● Exercise description
Look through the entries and report how many lines include the word "this". Give the number alone.

● Record extracts
>> BEGIN
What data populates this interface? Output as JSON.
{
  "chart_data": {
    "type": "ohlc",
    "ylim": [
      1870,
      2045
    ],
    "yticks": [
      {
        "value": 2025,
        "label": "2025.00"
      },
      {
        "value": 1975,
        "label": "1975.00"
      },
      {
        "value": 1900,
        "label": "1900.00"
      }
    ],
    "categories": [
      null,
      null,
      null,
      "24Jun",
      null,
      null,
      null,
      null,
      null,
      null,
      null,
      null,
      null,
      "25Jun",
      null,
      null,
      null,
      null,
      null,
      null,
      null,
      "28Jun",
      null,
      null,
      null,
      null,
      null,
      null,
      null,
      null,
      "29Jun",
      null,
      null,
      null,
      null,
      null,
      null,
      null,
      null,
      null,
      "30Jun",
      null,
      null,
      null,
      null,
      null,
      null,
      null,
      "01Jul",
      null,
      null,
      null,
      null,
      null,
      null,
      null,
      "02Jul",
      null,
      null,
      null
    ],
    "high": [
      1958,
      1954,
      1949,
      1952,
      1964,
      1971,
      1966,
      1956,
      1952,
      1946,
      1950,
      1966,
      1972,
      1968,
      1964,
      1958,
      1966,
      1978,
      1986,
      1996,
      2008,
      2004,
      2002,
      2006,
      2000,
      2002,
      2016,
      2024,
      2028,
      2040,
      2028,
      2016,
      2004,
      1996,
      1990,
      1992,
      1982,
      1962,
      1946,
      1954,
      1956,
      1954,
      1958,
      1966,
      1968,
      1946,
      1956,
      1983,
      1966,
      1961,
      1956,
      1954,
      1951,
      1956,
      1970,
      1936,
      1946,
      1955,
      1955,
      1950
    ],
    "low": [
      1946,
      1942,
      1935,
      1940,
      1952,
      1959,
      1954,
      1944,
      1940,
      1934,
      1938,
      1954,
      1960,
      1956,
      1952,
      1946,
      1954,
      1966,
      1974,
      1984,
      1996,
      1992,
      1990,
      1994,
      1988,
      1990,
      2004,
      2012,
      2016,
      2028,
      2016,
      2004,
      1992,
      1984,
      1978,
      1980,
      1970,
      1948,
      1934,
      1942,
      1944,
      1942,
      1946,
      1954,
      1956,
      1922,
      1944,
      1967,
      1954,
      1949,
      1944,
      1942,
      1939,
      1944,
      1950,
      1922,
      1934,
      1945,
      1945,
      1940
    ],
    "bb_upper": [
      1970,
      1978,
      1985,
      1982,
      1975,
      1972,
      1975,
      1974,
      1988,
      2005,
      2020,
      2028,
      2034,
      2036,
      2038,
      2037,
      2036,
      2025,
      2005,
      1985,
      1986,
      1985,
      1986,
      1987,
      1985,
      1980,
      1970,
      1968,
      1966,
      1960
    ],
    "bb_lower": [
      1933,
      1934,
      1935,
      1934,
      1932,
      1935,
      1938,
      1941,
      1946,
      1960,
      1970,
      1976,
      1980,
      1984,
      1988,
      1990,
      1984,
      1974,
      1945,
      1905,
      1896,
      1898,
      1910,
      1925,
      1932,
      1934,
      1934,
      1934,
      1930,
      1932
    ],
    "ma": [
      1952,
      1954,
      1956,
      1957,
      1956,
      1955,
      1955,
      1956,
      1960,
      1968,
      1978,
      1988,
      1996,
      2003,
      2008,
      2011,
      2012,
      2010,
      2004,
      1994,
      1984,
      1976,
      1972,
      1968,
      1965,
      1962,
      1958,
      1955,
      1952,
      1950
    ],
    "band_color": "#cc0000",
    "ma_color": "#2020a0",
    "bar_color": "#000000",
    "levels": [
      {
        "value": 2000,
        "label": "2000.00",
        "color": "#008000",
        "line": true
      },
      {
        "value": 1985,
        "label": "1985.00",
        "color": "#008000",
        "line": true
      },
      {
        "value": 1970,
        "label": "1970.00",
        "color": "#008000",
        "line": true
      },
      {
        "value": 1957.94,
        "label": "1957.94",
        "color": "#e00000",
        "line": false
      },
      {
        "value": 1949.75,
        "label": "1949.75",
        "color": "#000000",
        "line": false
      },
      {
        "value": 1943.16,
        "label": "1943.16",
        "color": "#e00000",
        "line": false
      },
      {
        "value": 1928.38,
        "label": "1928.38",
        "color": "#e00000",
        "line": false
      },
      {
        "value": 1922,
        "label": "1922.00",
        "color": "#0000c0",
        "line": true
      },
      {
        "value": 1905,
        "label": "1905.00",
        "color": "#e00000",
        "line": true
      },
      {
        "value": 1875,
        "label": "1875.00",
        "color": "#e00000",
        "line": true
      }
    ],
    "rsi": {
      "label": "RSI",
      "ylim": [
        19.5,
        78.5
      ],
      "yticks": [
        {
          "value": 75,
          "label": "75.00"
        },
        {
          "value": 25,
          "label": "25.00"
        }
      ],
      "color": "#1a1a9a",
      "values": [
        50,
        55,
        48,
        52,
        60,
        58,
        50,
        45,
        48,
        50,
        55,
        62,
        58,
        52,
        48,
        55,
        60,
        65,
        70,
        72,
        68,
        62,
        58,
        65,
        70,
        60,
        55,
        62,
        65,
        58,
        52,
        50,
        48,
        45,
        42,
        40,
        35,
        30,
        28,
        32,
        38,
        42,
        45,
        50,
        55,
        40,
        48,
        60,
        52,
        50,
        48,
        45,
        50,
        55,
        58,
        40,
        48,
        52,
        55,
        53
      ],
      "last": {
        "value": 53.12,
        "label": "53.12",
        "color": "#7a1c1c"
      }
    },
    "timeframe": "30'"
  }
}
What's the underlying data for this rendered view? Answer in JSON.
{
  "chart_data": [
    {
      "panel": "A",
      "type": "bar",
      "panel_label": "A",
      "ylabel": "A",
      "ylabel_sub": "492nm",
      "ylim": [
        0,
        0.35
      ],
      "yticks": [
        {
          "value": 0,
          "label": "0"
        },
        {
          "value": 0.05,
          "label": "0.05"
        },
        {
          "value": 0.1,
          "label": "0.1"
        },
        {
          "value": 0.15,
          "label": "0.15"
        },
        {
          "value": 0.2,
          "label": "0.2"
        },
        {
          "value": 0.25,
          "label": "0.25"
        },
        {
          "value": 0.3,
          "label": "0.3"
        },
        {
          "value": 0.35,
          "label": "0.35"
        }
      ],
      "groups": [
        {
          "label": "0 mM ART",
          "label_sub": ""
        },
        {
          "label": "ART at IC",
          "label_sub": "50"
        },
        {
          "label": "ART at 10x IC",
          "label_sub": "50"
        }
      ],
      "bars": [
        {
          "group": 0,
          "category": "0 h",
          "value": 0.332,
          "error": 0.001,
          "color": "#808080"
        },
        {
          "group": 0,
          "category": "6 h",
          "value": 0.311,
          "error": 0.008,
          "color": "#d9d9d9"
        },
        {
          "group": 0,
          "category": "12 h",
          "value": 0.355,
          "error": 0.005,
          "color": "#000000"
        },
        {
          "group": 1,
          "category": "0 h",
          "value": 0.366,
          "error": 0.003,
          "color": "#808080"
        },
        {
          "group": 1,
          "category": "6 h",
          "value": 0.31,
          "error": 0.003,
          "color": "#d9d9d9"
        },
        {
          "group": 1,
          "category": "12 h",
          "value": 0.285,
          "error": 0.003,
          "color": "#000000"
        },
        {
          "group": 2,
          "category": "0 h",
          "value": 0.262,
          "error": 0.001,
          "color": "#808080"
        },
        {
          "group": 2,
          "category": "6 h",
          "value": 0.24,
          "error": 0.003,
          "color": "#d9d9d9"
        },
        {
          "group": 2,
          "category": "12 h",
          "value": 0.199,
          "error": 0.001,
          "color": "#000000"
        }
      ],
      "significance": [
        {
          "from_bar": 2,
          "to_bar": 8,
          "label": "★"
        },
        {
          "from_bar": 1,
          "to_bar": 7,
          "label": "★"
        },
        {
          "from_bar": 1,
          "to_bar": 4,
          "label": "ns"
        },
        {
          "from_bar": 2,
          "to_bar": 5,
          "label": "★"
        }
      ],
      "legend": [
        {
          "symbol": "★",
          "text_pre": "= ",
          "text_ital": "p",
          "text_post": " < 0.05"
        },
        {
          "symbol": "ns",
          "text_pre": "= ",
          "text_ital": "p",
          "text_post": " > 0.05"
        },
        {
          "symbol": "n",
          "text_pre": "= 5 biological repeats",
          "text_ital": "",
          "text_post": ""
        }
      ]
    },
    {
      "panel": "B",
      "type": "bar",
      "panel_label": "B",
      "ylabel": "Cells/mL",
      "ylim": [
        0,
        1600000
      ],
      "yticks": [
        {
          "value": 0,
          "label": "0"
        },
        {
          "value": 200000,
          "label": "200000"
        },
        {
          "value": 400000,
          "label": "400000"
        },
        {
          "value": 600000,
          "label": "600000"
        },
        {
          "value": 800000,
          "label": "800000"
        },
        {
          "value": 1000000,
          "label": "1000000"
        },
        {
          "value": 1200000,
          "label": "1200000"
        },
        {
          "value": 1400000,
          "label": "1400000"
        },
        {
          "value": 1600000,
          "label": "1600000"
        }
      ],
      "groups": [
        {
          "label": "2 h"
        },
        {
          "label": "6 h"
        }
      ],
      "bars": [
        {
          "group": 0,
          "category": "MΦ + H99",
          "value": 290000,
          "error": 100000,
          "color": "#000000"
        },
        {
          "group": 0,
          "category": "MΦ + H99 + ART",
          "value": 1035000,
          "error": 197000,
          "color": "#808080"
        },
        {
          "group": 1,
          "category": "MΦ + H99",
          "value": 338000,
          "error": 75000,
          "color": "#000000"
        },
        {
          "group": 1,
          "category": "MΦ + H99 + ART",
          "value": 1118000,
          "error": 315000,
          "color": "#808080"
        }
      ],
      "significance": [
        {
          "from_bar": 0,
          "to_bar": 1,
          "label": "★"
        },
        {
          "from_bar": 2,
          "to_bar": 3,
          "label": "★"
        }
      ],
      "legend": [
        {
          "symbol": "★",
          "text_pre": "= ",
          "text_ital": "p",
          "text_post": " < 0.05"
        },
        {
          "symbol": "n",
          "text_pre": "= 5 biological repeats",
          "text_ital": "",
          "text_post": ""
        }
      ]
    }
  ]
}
>> END
● Output of the task
2